Jeux vidéo : comment Activision s'est relancé avec le lancement record de "Call of Duty : Modern Warfare II"
Le jeu vidéo "Call of Duty : Modern Warfare II" sorti le 28 octobre a engrangé un milliard de dollars de recettes en seulement 10 jours. Un record pour un opus de cette franchise. Un succès pour l'éditeur Activision-Blizzard qui s'est inspiré du célèbre jeu "Fortnite" pour se relancer.
C'est une éclaircie dans le ciel orageux qui grondait depuis quelques mois au-dessus des studios du géant des jeux vidéo Activision-Blizzard, racheté par Microsoft pour 69 milliards d'euros en janvier 2022.
Le jeu de tir à la première personne Modern Warfare II, dernier opus de la suite à succès Call of Duty bat des records depuis son lancement le 28 octobre. Selon un communiqué du groupe Activision-Blizzard, le jeu, qui campe un conflit entre le groupe terroriste fictif Al-Qatala et les Etats-Unis, a engrangé un milliard de recettes en 10 jours. Du jamais-vu pour la franchise. Après le semi-échec de Call of Duty : Vanguard en 2021, la réussite de ce lancement soulage l'éditeur Activision-Blizzard qui a navigué dans des eaux troubles ces derniers mois.

════════════════════

Énoncé du problème: Recopiez à l'identique le passage de l'article sur Call of Duty qui va de "C'est une éclaircie" jusqu'à "ces derniers mois.".

════════════════════

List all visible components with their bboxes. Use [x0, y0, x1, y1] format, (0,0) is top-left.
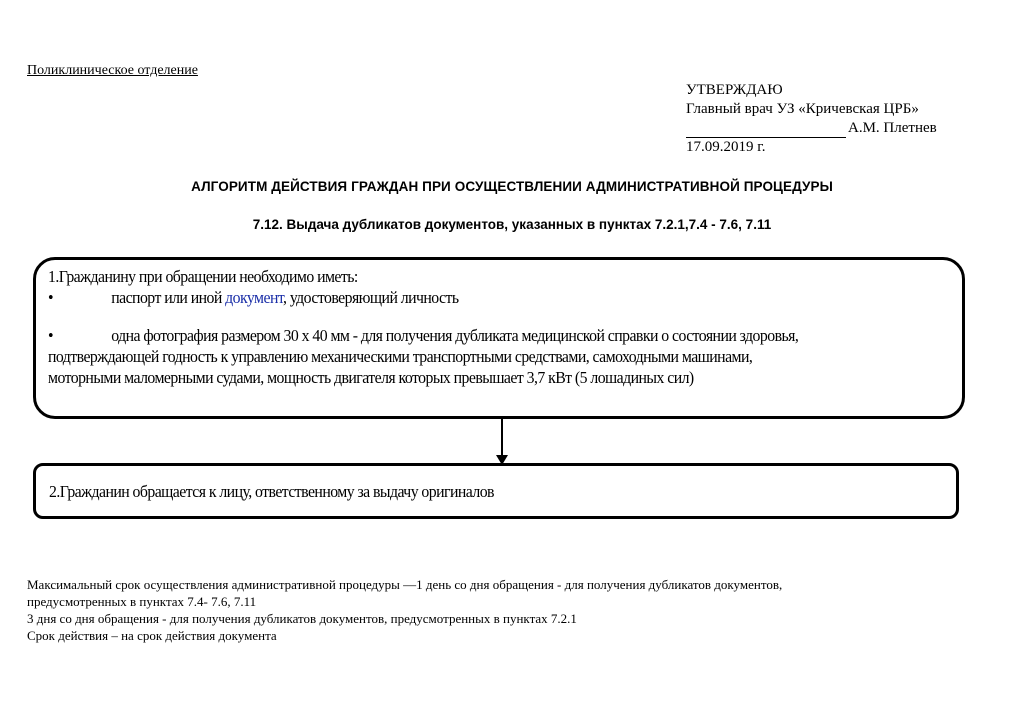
approve-name: А.М. Плетнев	[848, 120, 937, 136]
step1-item1-text-b: , удостоверяющий личность	[283, 288, 459, 307]
approval-block	[686, 81, 937, 157]
step1-heading: 1.Гражданину при обращении необходимо иметь:	[48, 267, 358, 286]
approve-date: 17.09.2019 г.	[686, 139, 766, 155]
signature-line	[686, 123, 846, 138]
step1-item2-line3: моторными маломерными судами, мощность двигателя которых превышает 3,7 кВт (5 лошадиных сил)	[48, 368, 694, 387]
approve-signature-row	[686, 119, 937, 138]
step1-item2-line1: одна фотография размером 30 х 40 мм - для получения дубликата медицинской справки о состоянии здоровья,	[111, 326, 799, 345]
step1-content	[48, 266, 885, 388]
footer-line2: предусмотренных в пунктах 7.4- 7.6, 7.11	[27, 594, 257, 609]
department-label: Поликлиническое отделение	[27, 63, 198, 78]
footer-line3: 3 дня со дня обращения - для получения дубликатов документов, предусмотренных в пунктах 7.2.1	[27, 611, 577, 626]
page-subtitle: 7.12. Выдача дубликатов документов, указанных в пунктах 7.2.1,7.4 - 7.6, 7.11	[252, 217, 772, 232]
document-link[interactable]: документ	[225, 288, 284, 307]
step1-item-passport	[48, 287, 885, 308]
bullet-icon: •	[48, 326, 53, 345]
step1-item1-text-a: паспорт или иной	[111, 288, 226, 307]
approve-title: УТВЕРЖДАЮ	[686, 82, 783, 98]
page-title: АЛГОРИТМ ДЕЙСТВИЯ ГРАЖДАН ПРИ ОСУЩЕСТВЛЕНИИ АДМИНИСТРАТИВНОЙ ПРОЦЕДУРЫ	[191, 179, 833, 194]
approve-position: Главный врач УЗ «Кричевская ЦРБ»	[686, 101, 919, 117]
step1-item2-line2: подтверждающей годность к управлению механическими транспортными средствами, самоходными машинами,	[48, 347, 753, 366]
step2-text: 2.Гражданин обращается к лицу, ответственному за выдачу оригиналов	[49, 482, 494, 501]
bullet-icon: •	[48, 288, 53, 307]
footer-line1: Максимальный срок осуществления административной процедуры —1 день со дня обращения - для получения дубликатов документов,	[27, 577, 783, 592]
step1-item-photo	[48, 325, 885, 346]
flow-arrow-shaft	[501, 419, 503, 457]
footer-notes	[27, 576, 967, 644]
footer-line4: Срок действия – на срок действия документа	[27, 628, 277, 643]
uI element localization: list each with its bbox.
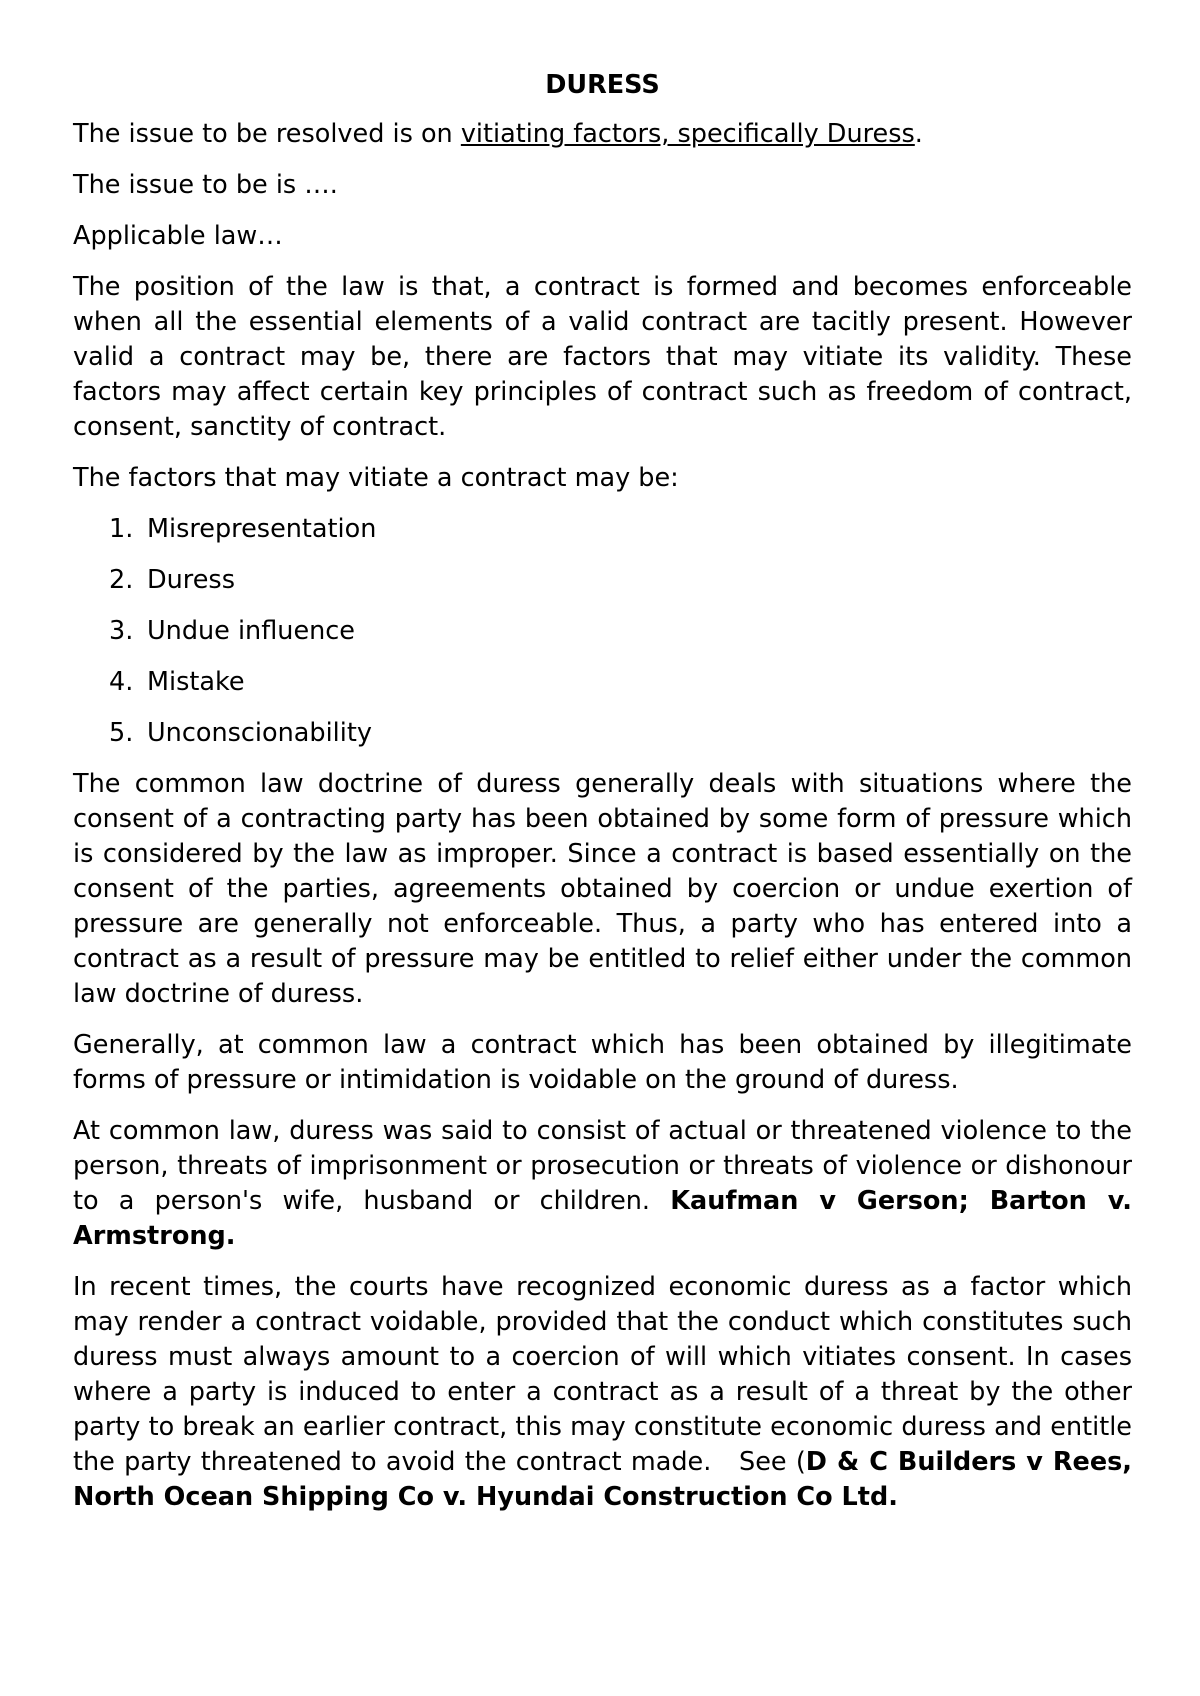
position-of-law-paragraph: The position of the law is that, a contract is formed and becomes enforceable when all the essential elements of a valid contract are tacitly present. However valid a contract may be, there are factors that may vitiate its validity. These factors may affect certain key principles of contract such as freedom of contract, consent, sanctity of contract. <box>73 272 1132 442</box>
list-item-label: Unconscionability <box>147 718 372 748</box>
issue-paragraph <box>73 117 1132 152</box>
list-item-number: 4. <box>109 667 134 697</box>
issue-text: The issue to be resolved is on <box>73 119 461 149</box>
list-item <box>109 665 1132 700</box>
applicable-law-line: Applicable law… <box>73 221 283 251</box>
issue-line-2: The issue to be is …. <box>73 170 338 200</box>
common-law-doctrine-paragraph: The common law doctrine of duress generally deals with situations where the consent of a contracting party has been obtained by some form of pressure which is considered by the law as improper. Since a contract is based essentially on the consent of the parties, agreements obtained by coercion or undue exertion of pressure are generally not enforceable. Thus, a party who has entered into a contract as a result of pressure may be entitled to relief either under the common law doctrine of duress. <box>73 769 1132 1009</box>
factors-intro: The factors that may vitiate a contract may be: <box>73 463 679 493</box>
recent-times-paragraph <box>73 1270 1132 1515</box>
list-item-number: 2. <box>109 565 134 595</box>
list-item <box>109 512 1132 547</box>
at-common-law-text: At common law, duress was said to consist of actual or threatened violence to the person, threats of imprisonment or prosecution or threats of violence or dishonour to a person's wife, husband or children. <box>73 1116 1132 1216</box>
recent-times-text: In recent times, the courts have recognized economic duress as a factor which may render a contract voidable, provided that the conduct which constitutes such duress must always amount to a coercion of will which vitiates consent. In cases where a party is induced to enter a contract as a result of a threat by the other party to break an earlier contract, this may constitute economic duress and entitle the party threatened to avoid the contract made. See ( <box>73 1272 1132 1477</box>
list-item-number: 3. <box>109 616 134 646</box>
document-title: DURESS <box>545 70 660 100</box>
factors-list <box>73 512 1132 751</box>
generally-paragraph: Generally, at common law a contract which has been obtained by illegitimate forms of pressure or intimidation is voidable on the ground of duress. <box>73 1030 1132 1095</box>
issue-underlined-text: vitiating factors, specifically Duress <box>460 119 915 149</box>
at-common-law-paragraph <box>73 1114 1132 1254</box>
list-item-label: Misrepresentation <box>147 514 377 544</box>
list-item <box>109 716 1132 751</box>
case-citation-2: D & C Builders v Rees, North Ocean Shipping Co v. Hyundai Construction Co Ltd. <box>73 1447 1132 1512</box>
list-item-label: Mistake <box>147 667 245 697</box>
list-item-label: Undue influence <box>147 616 355 646</box>
list-item <box>109 614 1132 649</box>
list-item-number: 1. <box>109 514 134 544</box>
list-item-number: 5. <box>109 718 134 748</box>
list-item-label: Duress <box>147 565 235 595</box>
case-citation-1: Kaufman v Gerson; Barton v. Armstrong. <box>73 1186 1132 1251</box>
issue-suffix: . <box>914 119 923 149</box>
list-item <box>109 563 1132 598</box>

════════════════════

Problème résolu:
C'est une éclaircie dans le ciel orageux qui grondait depuis quelques mois au-dessus des studios du géant des jeux vidéo Activision-Blizzard, racheté par Microsoft pour 69 milliards d'euros en janvier 2022.
Le jeu de tir à la première personne Modern Warfare II, dernier opus de la suite à succès Call of Duty bat des records depuis son lancement le 28 octobre. Selon un communiqué du groupe Activision-Blizzard, le jeu, qui campe un conflit entre le groupe terroriste fictif Al-Qatala et les Etats-Unis, a engrangé un milliard de recettes en 10 jours. Du jamais-vu pour la franchise. Après le semi-échec de Call of Duty : Vanguard en 2021, la réussite de ce lancement soulage l'éditeur Activision-Blizzard qui a navigué dans des eaux troubles ces derniers mois.